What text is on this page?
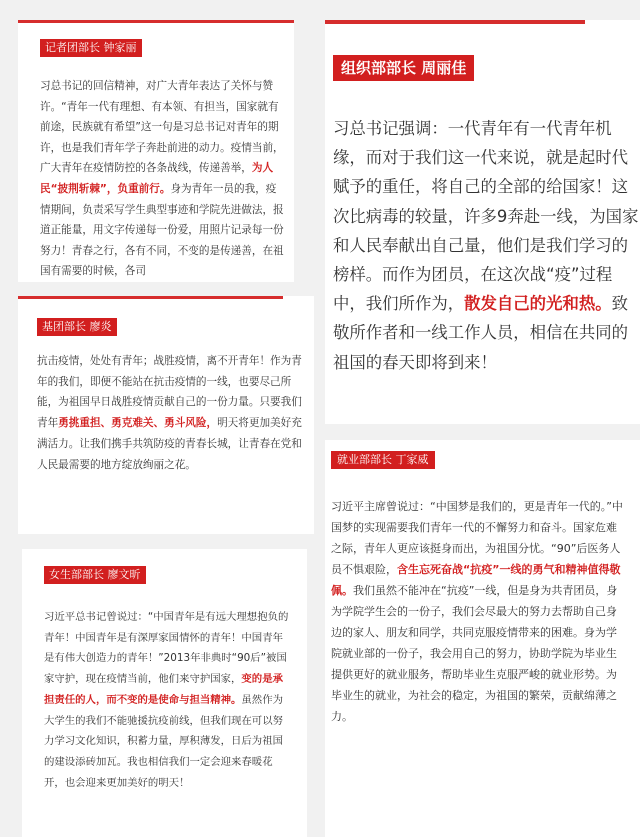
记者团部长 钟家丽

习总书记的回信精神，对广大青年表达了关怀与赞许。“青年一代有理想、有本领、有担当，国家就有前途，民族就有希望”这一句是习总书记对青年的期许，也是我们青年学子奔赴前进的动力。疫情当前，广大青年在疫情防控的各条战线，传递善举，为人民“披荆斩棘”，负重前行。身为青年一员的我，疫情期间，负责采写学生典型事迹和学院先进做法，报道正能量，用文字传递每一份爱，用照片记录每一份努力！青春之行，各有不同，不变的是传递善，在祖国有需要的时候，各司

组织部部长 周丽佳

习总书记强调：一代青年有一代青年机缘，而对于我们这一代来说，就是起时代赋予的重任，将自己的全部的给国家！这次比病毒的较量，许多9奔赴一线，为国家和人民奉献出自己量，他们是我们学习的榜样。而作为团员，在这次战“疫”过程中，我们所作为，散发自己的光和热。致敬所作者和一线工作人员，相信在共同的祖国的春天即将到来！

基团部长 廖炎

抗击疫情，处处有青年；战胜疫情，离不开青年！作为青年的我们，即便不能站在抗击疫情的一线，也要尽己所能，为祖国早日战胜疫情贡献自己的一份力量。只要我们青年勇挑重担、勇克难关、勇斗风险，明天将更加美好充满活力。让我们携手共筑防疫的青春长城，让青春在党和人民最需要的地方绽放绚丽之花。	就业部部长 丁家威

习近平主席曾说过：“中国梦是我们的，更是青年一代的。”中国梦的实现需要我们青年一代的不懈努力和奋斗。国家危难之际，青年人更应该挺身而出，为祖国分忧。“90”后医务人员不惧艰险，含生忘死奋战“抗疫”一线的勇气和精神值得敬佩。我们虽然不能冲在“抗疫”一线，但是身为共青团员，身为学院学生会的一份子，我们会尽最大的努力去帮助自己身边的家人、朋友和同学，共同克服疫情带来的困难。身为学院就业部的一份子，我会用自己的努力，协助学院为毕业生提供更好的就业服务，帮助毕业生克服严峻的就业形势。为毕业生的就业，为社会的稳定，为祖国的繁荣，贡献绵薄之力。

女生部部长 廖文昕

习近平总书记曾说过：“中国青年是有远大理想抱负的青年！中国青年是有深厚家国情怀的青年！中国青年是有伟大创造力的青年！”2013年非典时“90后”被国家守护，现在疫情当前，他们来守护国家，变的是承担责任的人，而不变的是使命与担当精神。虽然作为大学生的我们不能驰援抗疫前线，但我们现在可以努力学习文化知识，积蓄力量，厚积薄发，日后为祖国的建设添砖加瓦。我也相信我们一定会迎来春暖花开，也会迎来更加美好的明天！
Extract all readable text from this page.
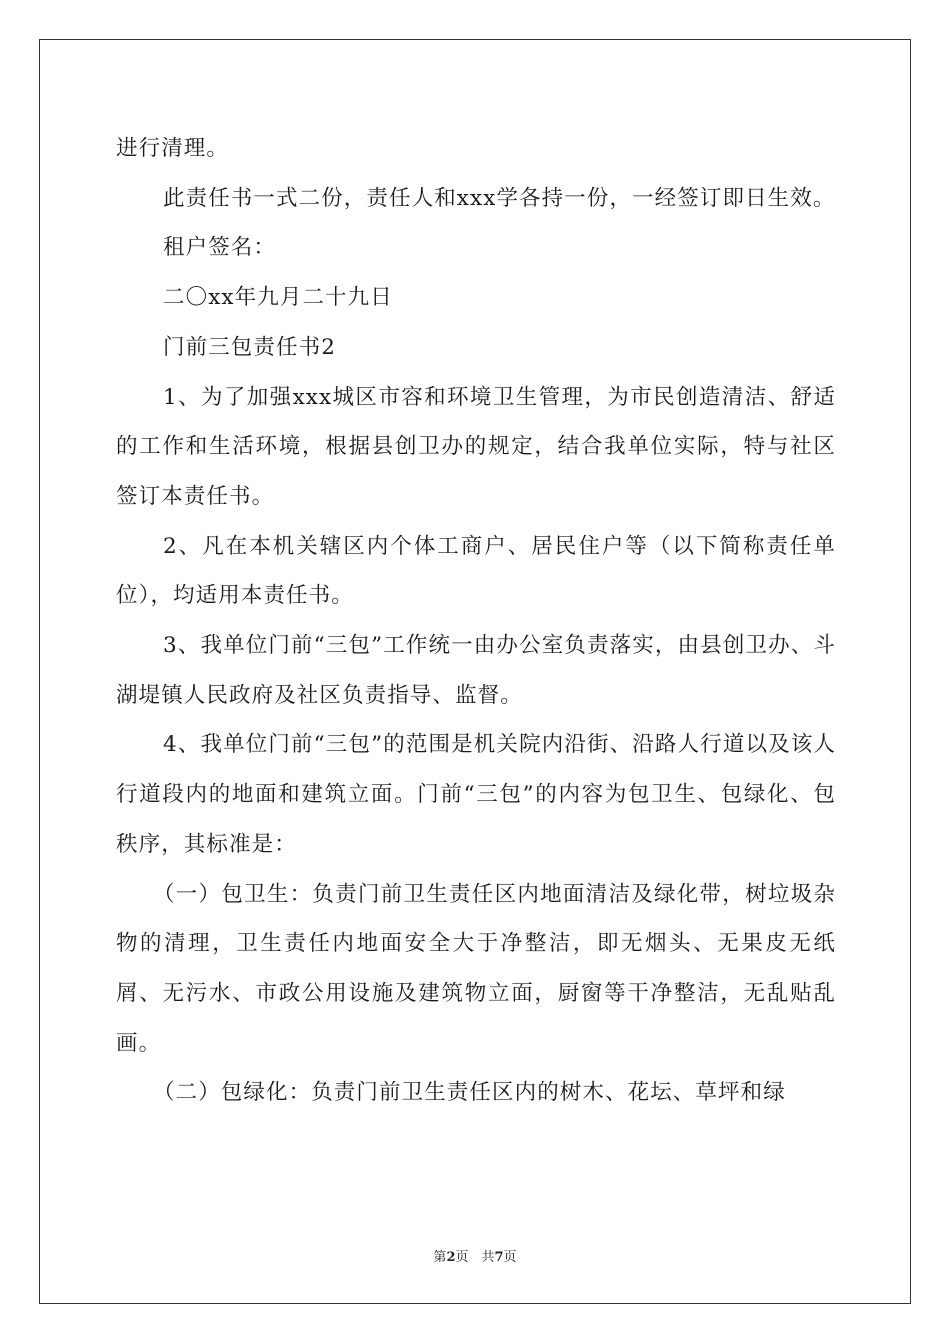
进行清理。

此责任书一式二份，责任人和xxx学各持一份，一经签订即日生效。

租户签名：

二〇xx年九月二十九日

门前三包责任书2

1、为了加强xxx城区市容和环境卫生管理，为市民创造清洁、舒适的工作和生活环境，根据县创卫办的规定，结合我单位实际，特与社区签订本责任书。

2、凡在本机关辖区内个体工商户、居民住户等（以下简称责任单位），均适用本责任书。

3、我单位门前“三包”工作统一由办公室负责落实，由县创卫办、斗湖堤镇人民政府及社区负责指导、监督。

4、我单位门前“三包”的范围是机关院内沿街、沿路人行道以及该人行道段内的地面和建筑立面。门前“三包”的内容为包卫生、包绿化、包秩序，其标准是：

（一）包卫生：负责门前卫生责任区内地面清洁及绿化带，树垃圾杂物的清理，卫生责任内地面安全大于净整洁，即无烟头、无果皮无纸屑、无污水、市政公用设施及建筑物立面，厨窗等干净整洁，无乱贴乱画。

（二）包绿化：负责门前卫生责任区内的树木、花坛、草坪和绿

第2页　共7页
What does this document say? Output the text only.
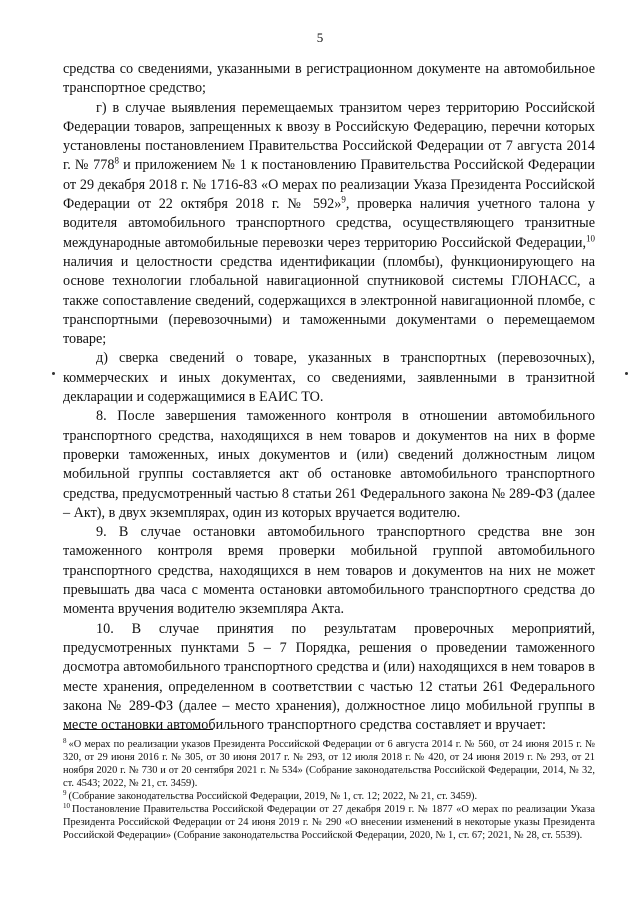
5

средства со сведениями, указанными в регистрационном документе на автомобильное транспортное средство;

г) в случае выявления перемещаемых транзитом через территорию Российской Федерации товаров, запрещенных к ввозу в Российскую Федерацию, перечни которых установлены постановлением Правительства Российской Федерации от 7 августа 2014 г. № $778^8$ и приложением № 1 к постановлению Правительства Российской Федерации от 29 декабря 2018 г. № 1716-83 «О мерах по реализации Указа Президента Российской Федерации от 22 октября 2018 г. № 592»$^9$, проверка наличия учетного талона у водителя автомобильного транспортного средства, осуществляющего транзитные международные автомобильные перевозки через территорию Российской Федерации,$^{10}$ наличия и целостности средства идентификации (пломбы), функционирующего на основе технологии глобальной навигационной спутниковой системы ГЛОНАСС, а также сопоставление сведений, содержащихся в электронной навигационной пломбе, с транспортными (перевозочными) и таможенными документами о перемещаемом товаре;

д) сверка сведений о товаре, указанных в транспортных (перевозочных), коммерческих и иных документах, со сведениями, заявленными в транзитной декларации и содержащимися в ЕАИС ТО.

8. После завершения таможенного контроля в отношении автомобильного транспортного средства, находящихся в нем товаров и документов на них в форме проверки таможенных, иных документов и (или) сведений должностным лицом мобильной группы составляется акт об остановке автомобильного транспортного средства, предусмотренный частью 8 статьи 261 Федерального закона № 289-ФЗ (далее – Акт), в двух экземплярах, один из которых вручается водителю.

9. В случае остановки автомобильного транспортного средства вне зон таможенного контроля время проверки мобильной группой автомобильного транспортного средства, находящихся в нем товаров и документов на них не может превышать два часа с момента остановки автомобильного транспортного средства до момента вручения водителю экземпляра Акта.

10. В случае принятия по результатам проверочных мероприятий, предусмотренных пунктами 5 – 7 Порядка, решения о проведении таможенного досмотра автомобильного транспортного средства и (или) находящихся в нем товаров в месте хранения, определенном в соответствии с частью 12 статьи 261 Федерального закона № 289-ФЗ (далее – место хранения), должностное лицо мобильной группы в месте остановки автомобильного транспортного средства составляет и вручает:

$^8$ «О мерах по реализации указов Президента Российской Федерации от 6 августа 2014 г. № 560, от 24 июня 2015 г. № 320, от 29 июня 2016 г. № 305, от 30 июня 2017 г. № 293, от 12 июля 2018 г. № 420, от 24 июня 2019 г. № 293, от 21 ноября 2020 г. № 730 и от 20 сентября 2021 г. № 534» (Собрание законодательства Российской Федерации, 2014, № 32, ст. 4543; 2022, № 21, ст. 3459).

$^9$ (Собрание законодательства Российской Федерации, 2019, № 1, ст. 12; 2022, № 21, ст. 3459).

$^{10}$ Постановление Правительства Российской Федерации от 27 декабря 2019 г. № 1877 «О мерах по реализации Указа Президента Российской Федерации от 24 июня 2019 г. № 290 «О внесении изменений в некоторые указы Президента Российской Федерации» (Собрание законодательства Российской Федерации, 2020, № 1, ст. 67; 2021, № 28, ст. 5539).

EXERCISE AIM — Make a verbatim copy of all the entries and strip out the pictures.

SOLUTION TO THE PROBLEM —
What text is on this page?
记者团部长 钟家丽

习总书记的回信精神，对广大青年表达了关怀与赞许。“青年一代有理想、有本领、有担当，国家就有前途，民族就有希望”这一句是习总书记对青年的期许，也是我们青年学子奔赴前进的动力。疫情当前，广大青年在疫情防控的各条战线，传递善举，为人民“披荆斩棘”，负重前行。身为青年一员的我，疫情期间，负责采写学生典型事迹和学院先进做法，报道正能量，用文字传递每一份爱，用照片记录每一份努力！青春之行，各有不同，不变的是传递善，在祖国有需要的时候，各司

组织部部长 周丽佳

习总书记强调：一代青年有一代青年机缘，而对于我们这一代来说，就是起时代赋予的重任，将自己的全部的给国家！这次比病毒的较量，许多9奔赴一线，为国家和人民奉献出自己量，他们是我们学习的榜样。而作为团员，在这次战“疫”过程中，我们所作为，散发自己的光和热。致敬所作者和一线工作人员，相信在共同的祖国的春天即将到来！

基团部长 廖炎

抗击疫情，处处有青年；战胜疫情，离不开青年！作为青年的我们，即便不能站在抗击疫情的一线，也要尽己所能，为祖国早日战胜疫情贡献自己的一份力量。只要我们青年勇挑重担、勇克难关、勇斗风险，明天将更加美好充满活力。让我们携手共筑防疫的青春长城，让青春在党和人民最需要的地方绽放绚丽之花。	就业部部长 丁家威

习近平主席曾说过：“中国梦是我们的，更是青年一代的。”中国梦的实现需要我们青年一代的不懈努力和奋斗。国家危难之际，青年人更应该挺身而出，为祖国分忧。“90”后医务人员不惧艰险，含生忘死奋战“抗疫”一线的勇气和精神值得敬佩。我们虽然不能冲在“抗疫”一线，但是身为共青团员，身为学院学生会的一份子，我们会尽最大的努力去帮助自己身边的家人、朋友和同学，共同克服疫情带来的困难。身为学院就业部的一份子，我会用自己的努力，协助学院为毕业生提供更好的就业服务，帮助毕业生克服严峻的就业形势。为毕业生的就业，为社会的稳定，为祖国的繁荣，贡献绵薄之力。

女生部部长 廖文昕

习近平总书记曾说过：“中国青年是有远大理想抱负的青年！中国青年是有深厚家国情怀的青年！中国青年是有伟大创造力的青年！”2013年非典时“90后”被国家守护，现在疫情当前，他们来守护国家，变的是承担责任的人，而不变的是使命与担当精神。虽然作为大学生的我们不能驰援抗疫前线，但我们现在可以努力学习文化知识，积蓄力量，厚积薄发，日后为祖国的建设添砖加瓦。我也相信我们一定会迎来春暖花开，也会迎来更加美好的明天！
Extract all readable text from this page.
进行清理。

此责任书一式二份，责任人和xxx学各持一份，一经签订即日生效。

租户签名：

二〇xx年九月二十九日

门前三包责任书2

1、为了加强xxx城区市容和环境卫生管理，为市民创造清洁、舒适的工作和生活环境，根据县创卫办的规定，结合我单位实际，特与社区签订本责任书。

2、凡在本机关辖区内个体工商户、居民住户等（以下简称责任单位），均适用本责任书。

3、我单位门前“三包”工作统一由办公室负责落实，由县创卫办、斗湖堤镇人民政府及社区负责指导、监督。

4、我单位门前“三包”的范围是机关院内沿街、沿路人行道以及该人行道段内的地面和建筑立面。门前“三包”的内容为包卫生、包绿化、包秩序，其标准是：

（一）包卫生：负责门前卫生责任区内地面清洁及绿化带，树垃圾杂物的清理，卫生责任内地面安全大于净整洁，即无烟头、无果皮无纸屑、无污水、市政公用设施及建筑物立面，厨窗等干净整洁，无乱贴乱画。

（二）包绿化：负责门前卫生责任区内的树木、花坛、草坪和绿

第2页　共7页
What does this document say? Output the text only.
5

средства со сведениями, указанными в регистрационном документе на автомобильное транспортное средство;

г) в случае выявления перемещаемых транзитом через территорию Российской Федерации товаров, запрещенных к ввозу в Российскую Федерацию, перечни которых установлены постановлением Правительства Российской Федерации от 7 августа 2014 г. № $778^8$ и приложением № 1 к постановлению Правительства Российской Федерации от 29 декабря 2018 г. № 1716-83 «О мерах по реализации Указа Президента Российской Федерации от 22 октября 2018 г. № 592»$^9$, проверка наличия учетного талона у водителя автомобильного транспортного средства, осуществляющего транзитные международные автомобильные перевозки через территорию Российской Федерации,$^{10}$ наличия и целостности средства идентификации (пломбы), функционирующего на основе технологии глобальной навигационной спутниковой системы ГЛОНАСС, а также сопоставление сведений, содержащихся в электронной навигационной пломбе, с транспортными (перевозочными) и таможенными документами о перемещаемом товаре;

д) сверка сведений о товаре, указанных в транспортных (перевозочных), коммерческих и иных документах, со сведениями, заявленными в транзитной декларации и содержащимися в ЕАИС ТО.

8. После завершения таможенного контроля в отношении автомобильного транспортного средства, находящихся в нем товаров и документов на них в форме проверки таможенных, иных документов и (или) сведений должностным лицом мобильной группы составляется акт об остановке автомобильного транспортного средства, предусмотренный частью 8 статьи 261 Федерального закона № 289-ФЗ (далее – Акт), в двух экземплярах, один из которых вручается водителю.

9. В случае остановки автомобильного транспортного средства вне зон таможенного контроля время проверки мобильной группой автомобильного транспортного средства, находящихся в нем товаров и документов на них не может превышать два часа с момента остановки автомобильного транспортного средства до момента вручения водителю экземпляра Акта.

10. В случае принятия по результатам проверочных мероприятий, предусмотренных пунктами 5 – 7 Порядка, решения о проведении таможенного досмотра автомобильного транспортного средства и (или) находящихся в нем товаров в месте хранения, определенном в соответствии с частью 12 статьи 261 Федерального закона № 289-ФЗ (далее – место хранения), должностное лицо мобильной группы в месте остановки автомобильного транспортного средства составляет и вручает:

$^8$ «О мерах по реализации указов Президента Российской Федерации от 6 августа 2014 г. № 560, от 24 июня 2015 г. № 320, от 29 июня 2016 г. № 305, от 30 июня 2017 г. № 293, от 12 июля 2018 г. № 420, от 24 июня 2019 г. № 293, от 21 ноября 2020 г. № 730 и от 20 сентября 2021 г. № 534» (Собрание законодательства Российской Федерации, 2014, № 32, ст. 4543; 2022, № 21, ст. 3459).

$^9$ (Собрание законодательства Российской Федерации, 2019, № 1, ст. 12; 2022, № 21, ст. 3459).

$^{10}$ Постановление Правительства Российской Федерации от 27 декабря 2019 г. № 1877 «О мерах по реализации Указа Президента Российской Федерации от 24 июня 2019 г. № 290 «О внесении изменений в некоторые указы Президента Российской Федерации» (Собрание законодательства Российской Федерации, 2020, № 1, ст. 67; 2021, № 28, ст. 5539).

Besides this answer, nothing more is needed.